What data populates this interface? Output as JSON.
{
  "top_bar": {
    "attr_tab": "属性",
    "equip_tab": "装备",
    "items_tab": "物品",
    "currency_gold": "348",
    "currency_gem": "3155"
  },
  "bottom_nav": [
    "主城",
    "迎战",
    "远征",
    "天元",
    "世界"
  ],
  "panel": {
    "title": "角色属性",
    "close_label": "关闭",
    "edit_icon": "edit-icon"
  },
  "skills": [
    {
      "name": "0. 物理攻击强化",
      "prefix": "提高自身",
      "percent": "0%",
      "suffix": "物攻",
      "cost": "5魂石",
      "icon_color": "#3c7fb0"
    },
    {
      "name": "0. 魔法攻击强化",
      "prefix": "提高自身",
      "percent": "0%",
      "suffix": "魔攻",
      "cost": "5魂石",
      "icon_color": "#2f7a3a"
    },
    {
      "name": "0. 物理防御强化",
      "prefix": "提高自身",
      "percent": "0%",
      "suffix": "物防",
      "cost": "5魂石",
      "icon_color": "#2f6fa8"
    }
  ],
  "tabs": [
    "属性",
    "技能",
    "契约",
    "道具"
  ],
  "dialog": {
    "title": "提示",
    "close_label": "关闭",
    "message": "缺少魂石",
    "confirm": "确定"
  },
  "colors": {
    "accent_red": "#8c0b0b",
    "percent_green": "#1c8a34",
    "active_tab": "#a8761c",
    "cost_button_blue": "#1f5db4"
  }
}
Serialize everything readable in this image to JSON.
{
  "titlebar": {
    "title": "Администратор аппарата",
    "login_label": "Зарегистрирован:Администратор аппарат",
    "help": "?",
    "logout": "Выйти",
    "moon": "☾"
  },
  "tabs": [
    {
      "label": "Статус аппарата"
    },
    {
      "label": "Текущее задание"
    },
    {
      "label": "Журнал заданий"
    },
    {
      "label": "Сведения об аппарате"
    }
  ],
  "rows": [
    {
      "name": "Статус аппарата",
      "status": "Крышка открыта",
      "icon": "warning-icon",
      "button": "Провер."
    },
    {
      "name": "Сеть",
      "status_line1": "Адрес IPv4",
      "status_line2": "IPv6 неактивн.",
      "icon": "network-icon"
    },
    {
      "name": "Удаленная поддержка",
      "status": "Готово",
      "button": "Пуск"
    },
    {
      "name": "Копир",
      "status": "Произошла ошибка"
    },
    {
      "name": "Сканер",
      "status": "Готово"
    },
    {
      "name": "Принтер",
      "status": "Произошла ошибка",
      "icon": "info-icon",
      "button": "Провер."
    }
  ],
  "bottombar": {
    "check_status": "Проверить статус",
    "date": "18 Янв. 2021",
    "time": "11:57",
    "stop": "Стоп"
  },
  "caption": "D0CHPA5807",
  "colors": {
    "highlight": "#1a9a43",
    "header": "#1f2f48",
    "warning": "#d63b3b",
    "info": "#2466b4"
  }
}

****

_STATED GOAL_
Repeat the data above exactly.

_EXERCISE RESPONSE_
What data populates this interface? Output as JSON.
{
  "top_bar": {
    "attr_tab": "属性",
    "equip_tab": "装备",
    "items_tab": "物品",
    "currency_gold": "348",
    "currency_gem": "3155"
  },
  "bottom_nav": [
    "主城",
    "迎战",
    "远征",
    "天元",
    "世界"
  ],
  "panel": {
    "title": "角色属性",
    "close_label": "关闭",
    "edit_icon": "edit-icon"
  },
  "skills": [
    {
      "name": "0. 物理攻击强化",
      "prefix": "提高自身",
      "percent": "0%",
      "suffix": "物攻",
      "cost": "5魂石",
      "icon_color": "#3c7fb0"
    },
    {
      "name": "0. 魔法攻击强化",
      "prefix": "提高自身",
      "percent": "0%",
      "suffix": "魔攻",
      "cost": "5魂石",
      "icon_color": "#2f7a3a"
    },
    {
      "name": "0. 物理防御强化",
      "prefix": "提高自身",
      "percent": "0%",
      "suffix": "物防",
      "cost": "5魂石",
      "icon_color": "#2f6fa8"
    }
  ],
  "tabs": [
    "属性",
    "技能",
    "契约",
    "道具"
  ],
  "dialog": {
    "title": "提示",
    "close_label": "关闭",
    "message": "缺少魂石",
    "confirm": "确定"
  },
  "colors": {
    "accent_red": "#8c0b0b",
    "percent_green": "#1c8a34",
    "active_tab": "#a8761c",
    "cost_button_blue": "#1f5db4"
  }
}
Serialize everything readable in this image to JSON.
{
  "titlebar": {
    "title": "Администратор аппарата",
    "login_label": "Зарегистрирован:Администратор аппарат",
    "help": "?",
    "logout": "Выйти",
    "moon": "☾"
  },
  "tabs": [
    {
      "label": "Статус аппарата"
    },
    {
      "label": "Текущее задание"
    },
    {
      "label": "Журнал заданий"
    },
    {
      "label": "Сведения об аппарате"
    }
  ],
  "rows": [
    {
      "name": "Статус аппарата",
      "status": "Крышка открыта",
      "icon": "warning-icon",
      "button": "Провер."
    },
    {
      "name": "Сеть",
      "status_line1": "Адрес IPv4",
      "status_line2": "IPv6 неактивн.",
      "icon": "network-icon"
    },
    {
      "name": "Удаленная поддержка",
      "status": "Готово",
      "button": "Пуск"
    },
    {
      "name": "Копир",
      "status": "Произошла ошибка"
    },
    {
      "name": "Сканер",
      "status": "Готово"
    },
    {
      "name": "Принтер",
      "status": "Произошла ошибка",
      "icon": "info-icon",
      "button": "Провер."
    }
  ],
  "bottombar": {
    "check_status": "Проверить статус",
    "date": "18 Янв. 2021",
    "time": "11:57",
    "stop": "Стоп"
  },
  "caption": "D0CHPA5807",
  "colors": {
    "highlight": "#1a9a43",
    "header": "#1f2f48",
    "warning": "#d63b3b",
    "info": "#2466b4"
  }
}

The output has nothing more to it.